INFORMATION GIVEN:

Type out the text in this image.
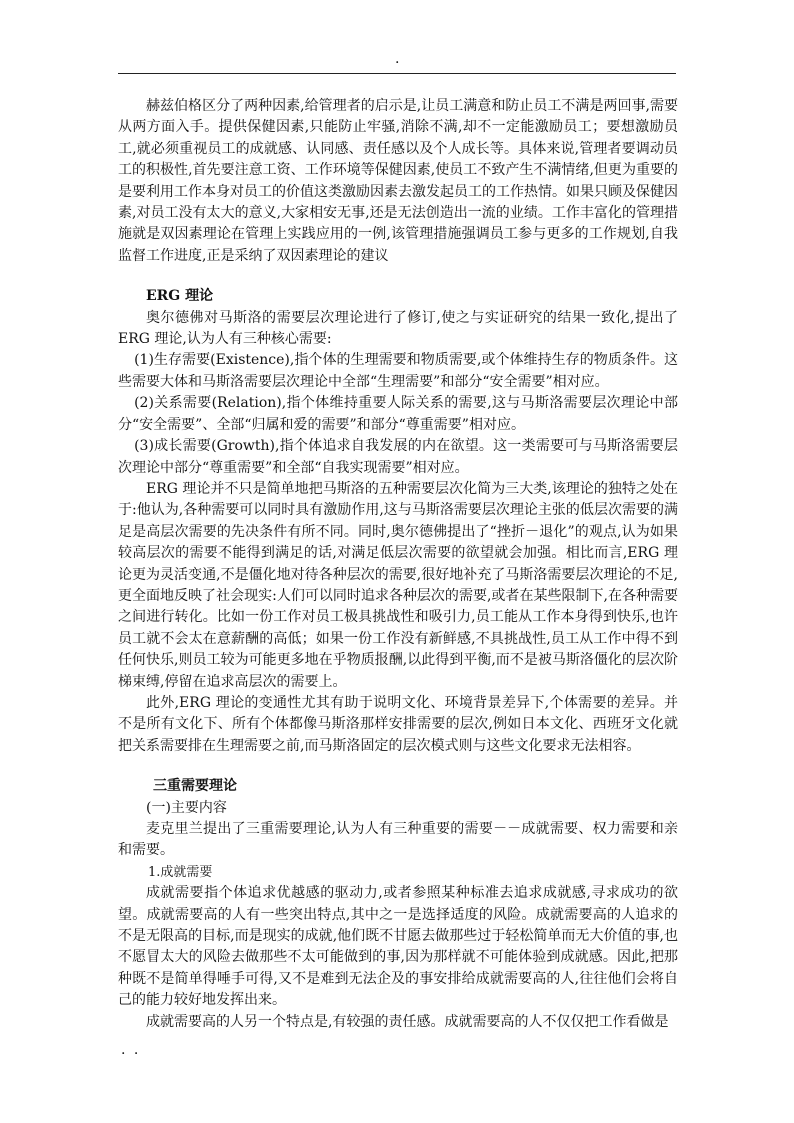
.

赫兹伯格区分了两种因素,给管理者的启示是,让员工满意和防止员工不满是两回事,需要从两方面入手。提供保健因素,只能防止牢骚,消除不满,却不一定能激励员工；要想激励员工,就必须重视员工的成就感、认同感、责任感以及个人成长等。具体来说,管理者要调动员工的积极性,首先要注意工资、工作环境等保健因素,使员工不致产生不满情绪,但更为重要的是要利用工作本身对员工的价值这类激励因素去激发起员工的工作热情。如果只顾及保健因素,对员工没有太大的意义,大家相安无事,还是无法创造出一流的业绩。工作丰富化的管理措施就是双因素理论在管理上实践应用的一例,该管理措施强调员工参与更多的工作规划,自我监督工作进度,正是采纳了双因素理论的建议

ERG 理论

奥尔德佛对马斯洛的需要层次理论进行了修订,使之与实证研究的结果一致化,提出了ERG 理论,认为人有三种核心需要:

(1)生存需要(Existence),指个体的生理需要和物质需要,或个体维持生存的物质条件。这些需要大体和马斯洛需要层次理论中全部“生理需要”和部分“安全需要”相对应。

(2)关系需要(Relation),指个体维持重要人际关系的需要,这与马斯洛需要层次理论中部分“安全需要”、全部“归属和爱的需要”和部分“尊重需要”相对应。

(3)成长需要(Growth),指个体追求自我发展的内在欲望。这一类需要可与马斯洛需要层次理论中部分“尊重需要”和全部“自我实现需要”相对应。

ERG 理论并不只是简单地把马斯洛的五种需要层次化简为三大类,该理论的独特之处在于:他认为,各种需要可以同时具有激励作用,这与马斯洛需要层次理论主张的低层次需要的满足是高层次需要的先决条件有所不同。同时,奥尔德佛提出了“挫折－退化”的观点,认为如果较高层次的需要不能得到满足的话,对满足低层次需要的欲望就会加强。相比而言,ERG 理论更为灵活变通,不是僵化地对待各种层次的需要,很好地补充了马斯洛需要层次理论的不足,更全面地反映了社会现实:人们可以同时追求各种层次的需要,或者在某些限制下,在各种需要之间进行转化。比如一份工作对员工极具挑战性和吸引力,员工能从工作本身得到快乐,也许员工就不会太在意薪酬的高低；如果一份工作没有新鲜感,不具挑战性,员工从工作中得不到任何快乐,则员工较为可能更多地在乎物质报酬,以此得到平衡,而不是被马斯洛僵化的层次阶梯束缚,停留在追求高层次的需要上。

此外,ERG 理论的变通性尤其有助于说明文化、环境背景差异下,个体需要的差异。并不是所有文化下、所有个体都像马斯洛那样安排需要的层次,例如日本文化、西班牙文化就把关系需要排在生理需要之前,而马斯洛固定的层次模式则与这些文化要求无法相容。

三重需要理论

(一)主要内容

麦克里兰提出了三重需要理论,认为人有三种重要的需要－－成就需要、权力需要和亲和需要。

1.成就需要

成就需要指个体追求优越感的驱动力,或者参照某种标准去追求成就感,寻求成功的欲望。成就需要高的人有一些突出特点,其中之一是选择适度的风险。成就需要高的人追求的不是无限高的目标,而是现实的成就,他们既不甘愿去做那些过于轻松简单而无大价值的事,也不愿冒太大的风险去做那些不太可能做到的事,因为那样就不可能体验到成就感。因此,把那种既不是简单得唾手可得,又不是难到无法企及的事安排给成就需要高的人,往往他们会将自己的能力较好地发挥出来。

成就需要高的人另一个特点是,有较强的责任感。成就需要高的人不仅仅把工作看做是

. .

THE EXERCISE: Retype every entry verbatim and exclude the pictures from the copy.

EXERCISE RESULT:
Type out the text in this image.
.

赫兹伯格区分了两种因素,给管理者的启示是,让员工满意和防止员工不满是两回事,需要从两方面入手。提供保健因素,只能防止牢骚,消除不满,却不一定能激励员工；要想激励员工,就必须重视员工的成就感、认同感、责任感以及个人成长等。具体来说,管理者要调动员工的积极性,首先要注意工资、工作环境等保健因素,使员工不致产生不满情绪,但更为重要的是要利用工作本身对员工的价值这类激励因素去激发起员工的工作热情。如果只顾及保健因素,对员工没有太大的意义,大家相安无事,还是无法创造出一流的业绩。工作丰富化的管理措施就是双因素理论在管理上实践应用的一例,该管理措施强调员工参与更多的工作规划,自我监督工作进度,正是采纳了双因素理论的建议

ERG 理论

奥尔德佛对马斯洛的需要层次理论进行了修订,使之与实证研究的结果一致化,提出了ERG 理论,认为人有三种核心需要:

(1)生存需要(Existence),指个体的生理需要和物质需要,或个体维持生存的物质条件。这些需要大体和马斯洛需要层次理论中全部“生理需要”和部分“安全需要”相对应。

(2)关系需要(Relation),指个体维持重要人际关系的需要,这与马斯洛需要层次理论中部分“安全需要”、全部“归属和爱的需要”和部分“尊重需要”相对应。

(3)成长需要(Growth),指个体追求自我发展的内在欲望。这一类需要可与马斯洛需要层次理论中部分“尊重需要”和全部“自我实现需要”相对应。

ERG 理论并不只是简单地把马斯洛的五种需要层次化简为三大类,该理论的独特之处在于:他认为,各种需要可以同时具有激励作用,这与马斯洛需要层次理论主张的低层次需要的满足是高层次需要的先决条件有所不同。同时,奥尔德佛提出了“挫折－退化”的观点,认为如果较高层次的需要不能得到满足的话,对满足低层次需要的欲望就会加强。相比而言,ERG 理论更为灵活变通,不是僵化地对待各种层次的需要,很好地补充了马斯洛需要层次理论的不足,更全面地反映了社会现实:人们可以同时追求各种层次的需要,或者在某些限制下,在各种需要之间进行转化。比如一份工作对员工极具挑战性和吸引力,员工能从工作本身得到快乐,也许员工就不会太在意薪酬的高低；如果一份工作没有新鲜感,不具挑战性,员工从工作中得不到任何快乐,则员工较为可能更多地在乎物质报酬,以此得到平衡,而不是被马斯洛僵化的层次阶梯束缚,停留在追求高层次的需要上。

此外,ERG 理论的变通性尤其有助于说明文化、环境背景差异下,个体需要的差异。并不是所有文化下、所有个体都像马斯洛那样安排需要的层次,例如日本文化、西班牙文化就把关系需要排在生理需要之前,而马斯洛固定的层次模式则与这些文化要求无法相容。

三重需要理论

(一)主要内容

麦克里兰提出了三重需要理论,认为人有三种重要的需要－－成就需要、权力需要和亲和需要。

1.成就需要

成就需要指个体追求优越感的驱动力,或者参照某种标准去追求成就感,寻求成功的欲望。成就需要高的人有一些突出特点,其中之一是选择适度的风险。成就需要高的人追求的不是无限高的目标,而是现实的成就,他们既不甘愿去做那些过于轻松简单而无大价值的事,也不愿冒太大的风险去做那些不太可能做到的事,因为那样就不可能体验到成就感。因此,把那种既不是简单得唾手可得,又不是难到无法企及的事安排给成就需要高的人,往往他们会将自己的能力较好地发挥出来。

成就需要高的人另一个特点是,有较强的责任感。成就需要高的人不仅仅把工作看做是

. .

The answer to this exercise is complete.